Ensemble de céramiques fumées, 2014-2015 © Isabelle Henricot

L’œuvre la plus marquante est sans doute le « Mur de têtes », un mur de 10 mètres de long réalisé spécialement pour l’exposition au moyen de 400 à 500 briques modelées en forme d’autoportraits grimaçants, de figures grotesques ou de formes hybrides. Comme très souvent dans le travail de Barceló, c’est la technique qui a inspiré l’œuvre et non l’inverse. C’est parce que les anciens ouvriers de la tuilerie-briqueterie où il a installé son atelier ne savaient faire que des briques et des tuiles qu’il a commencé à utiliser des briques qui se sont transformées en têtes, comme autant de « mémoires » inscrites dans les murs eux-mêmes.

Mur de têtes, 2016 © Isabelle Henricot

Mur de têtes, 2016, détail © Isabelle Henricot

Mur de têtes, 2016, détails © Isabelle Henricot

 

L’autre partie de l’exposition, située à la BnF, propose naturellement un parcours autour des estampes, qui constituent une part essentielle et méconnue du travail de Miquel Barceló.

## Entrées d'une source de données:
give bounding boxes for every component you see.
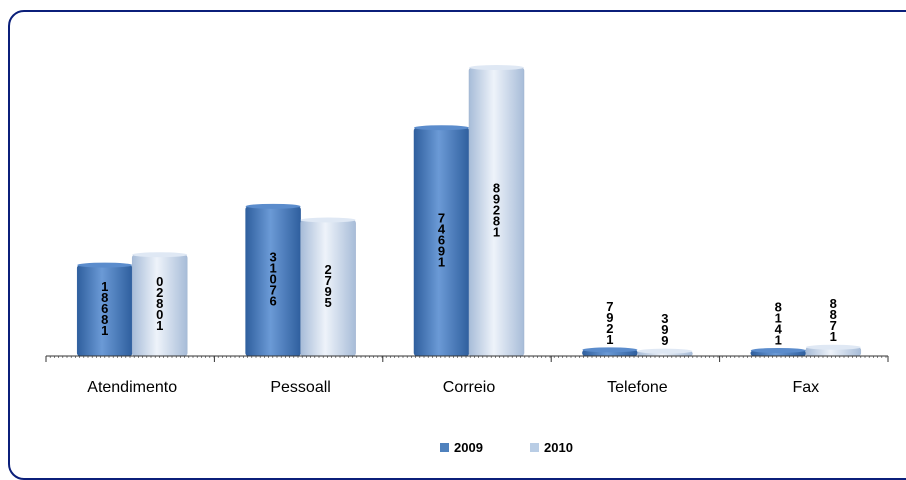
category-label-atendimento: Atendimento (87, 379, 177, 396)
legend-swatch-2010 (530, 443, 539, 452)
category-label-pessoall: Pessoall (270, 379, 330, 396)
category-label-correio: Correio (443, 379, 496, 396)
x-axis (45, 355, 889, 362)
bar-cap-2009-pessoall (245, 203, 301, 209)
bar-cap-2009-correio (414, 125, 469, 131)
value-labels-group: 1 8 6 8 1 0 2 8 0 1 3 1 0 7 6 2 7 9 5 7 4 6 9 1 8 9 2 8 1 7 9 2 1 3 9 9 8 1 4 1… (101, 180, 837, 348)
bar-chart: 1 8 6 8 1 0 2 8 0 1 3 1 0 7 6 2 7 9 5 7 4 6 9 1 8 9 2 8 1 7 9 2 1 3 9 9 8 1 4 1… (45, 65, 889, 455)
legend-label-2010: 2010 (544, 440, 573, 455)
category-label-fax: Fax (792, 379, 819, 396)
bar-cap-2010-fax (805, 344, 861, 350)
legend: 2009 2010 (440, 440, 573, 455)
legend-swatch-2009 (440, 443, 449, 452)
bars-group (76, 65, 862, 357)
bar-cap-2010-telefone (637, 348, 693, 354)
bar-cap-2009-telefone (582, 347, 638, 353)
bar-cap-2009-fax (750, 347, 806, 353)
bar-cap-2010-atendimento (132, 252, 188, 258)
bar-cap-2010-correio (469, 65, 524, 71)
legend-label-2009: 2009 (454, 440, 483, 455)
category-label-telefone: Telefone (607, 379, 668, 396)
category-labels-group: Atendimento Pessoall Correio Telefone Fax (87, 379, 819, 396)
bar-cap-2010-pessoall (300, 217, 356, 223)
bar-cap-2009-atendimento (77, 262, 133, 268)
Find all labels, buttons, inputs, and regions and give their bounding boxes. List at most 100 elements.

## Objectif 1:
Selon le texte sur Barceló, quelle est la longueur du « Mur de têtes » ?
## Objectif 2:
Recopiez le passage du texte sur Barceló qui commence par « Mur de têtes, 2016, détails » et se poursuit jusqu'à « de Miquel Barceló. ».

## Réponse attendue 1:
Il mesure 10 mètres de long.

## Réponse attendue 2:
Mur de têtes, 2016, détails © Isabelle Henricot

 

L’autre partie de l’exposition, située à la BnF, propose naturellement un parcours autour des estampes, qui constituent une part essentielle et méconnue du travail de Miquel Barceló.